■ **GOAL**
Go through the material below and count the lines with the string "revenue"; the number is the whole answer.
=-=-=-=-=
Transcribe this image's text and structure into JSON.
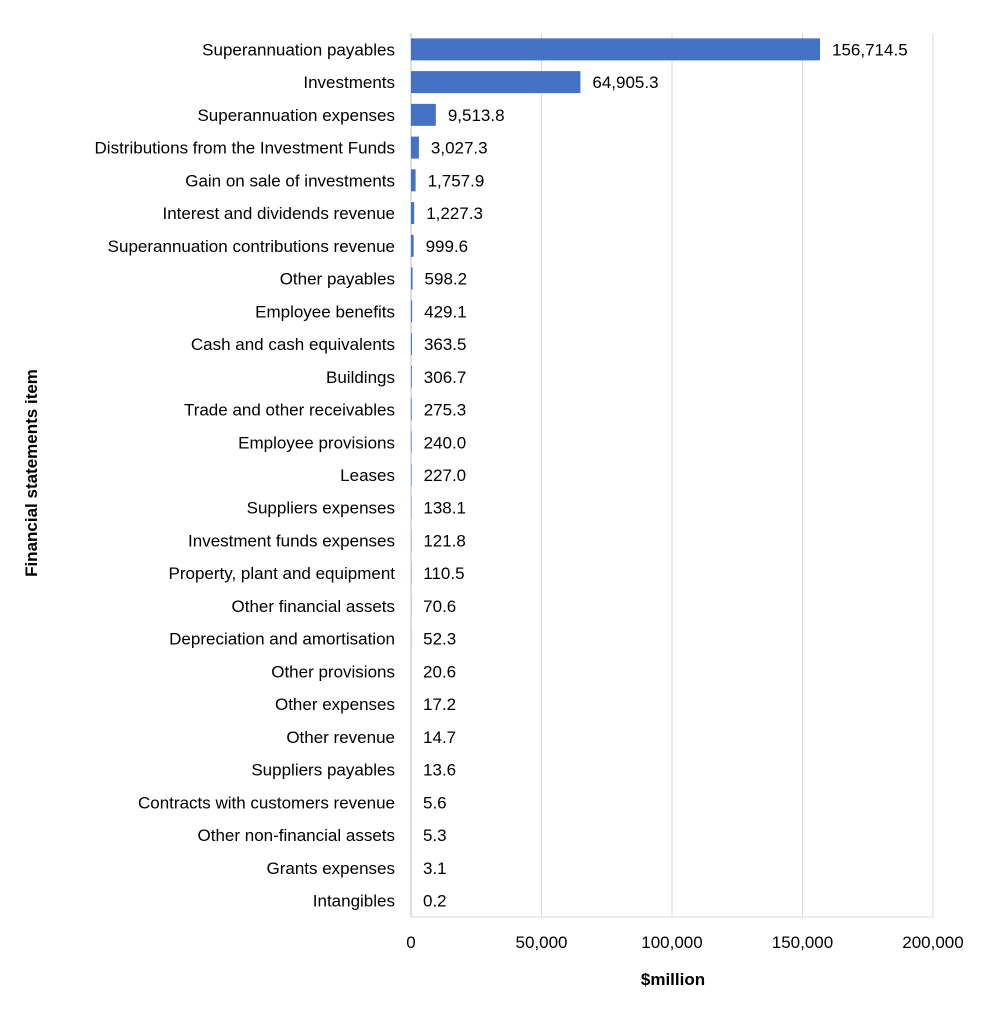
{
  "chart_data": {
    "type": "bar",
    "orientation": "horizontal",
    "categories": [
      "Superannuation payables",
      "Investments",
      "Superannuation expenses",
      "Distributions from the Investment Funds",
      "Gain on sale of investments",
      "Interest and dividends revenue",
      "Superannuation contributions revenue",
      "Other payables",
      "Employee benefits",
      "Cash and cash equivalents",
      "Buildings",
      "Trade and other receivables",
      "Employee provisions",
      "Leases",
      "Suppliers expenses",
      "Investment funds expenses",
      "Property, plant and equipment",
      "Other financial assets",
      "Depreciation and amortisation",
      "Other provisions",
      "Other expenses",
      "Other revenue",
      "Suppliers payables",
      "Contracts with customers revenue",
      "Other non-financial assets",
      "Grants expenses",
      "Intangibles"
    ],
    "values": [
      156714.5,
      64905.3,
      9513.8,
      3027.3,
      1757.9,
      1227.3,
      999.6,
      598.2,
      429.1,
      363.5,
      306.7,
      275.3,
      240.0,
      227.0,
      138.1,
      121.8,
      110.5,
      70.6,
      52.3,
      20.6,
      17.2,
      14.7,
      13.6,
      5.6,
      5.3,
      3.1,
      0.2
    ],
    "value_labels": [
      "156,714.5",
      "64,905.3",
      "9,513.8",
      "3,027.3",
      "1,757.9",
      "1,227.3",
      "999.6",
      "598.2",
      "429.1",
      "363.5",
      "306.7",
      "275.3",
      "240.0",
      "227.0",
      "138.1",
      "121.8",
      "110.5",
      "70.6",
      "52.3",
      "20.6",
      "17.2",
      "14.7",
      "13.6",
      "5.6",
      "5.3",
      "3.1",
      "0.2"
    ],
    "xlabel": "$million",
    "ylabel": "Financial statements item",
    "xlim": [
      0,
      200000
    ],
    "xticks": [
      0,
      50000,
      100000,
      150000,
      200000
    ],
    "xtick_labels": [
      "0",
      "50,000",
      "100,000",
      "150,000",
      "200,000"
    ],
    "grid": "vertical",
    "bar_color": "#4472C4",
    "grid_color": "#D9D9D9"
  }
}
=-=-=-=-=
■ **SOLUTION TO THIS PROBLEM**
4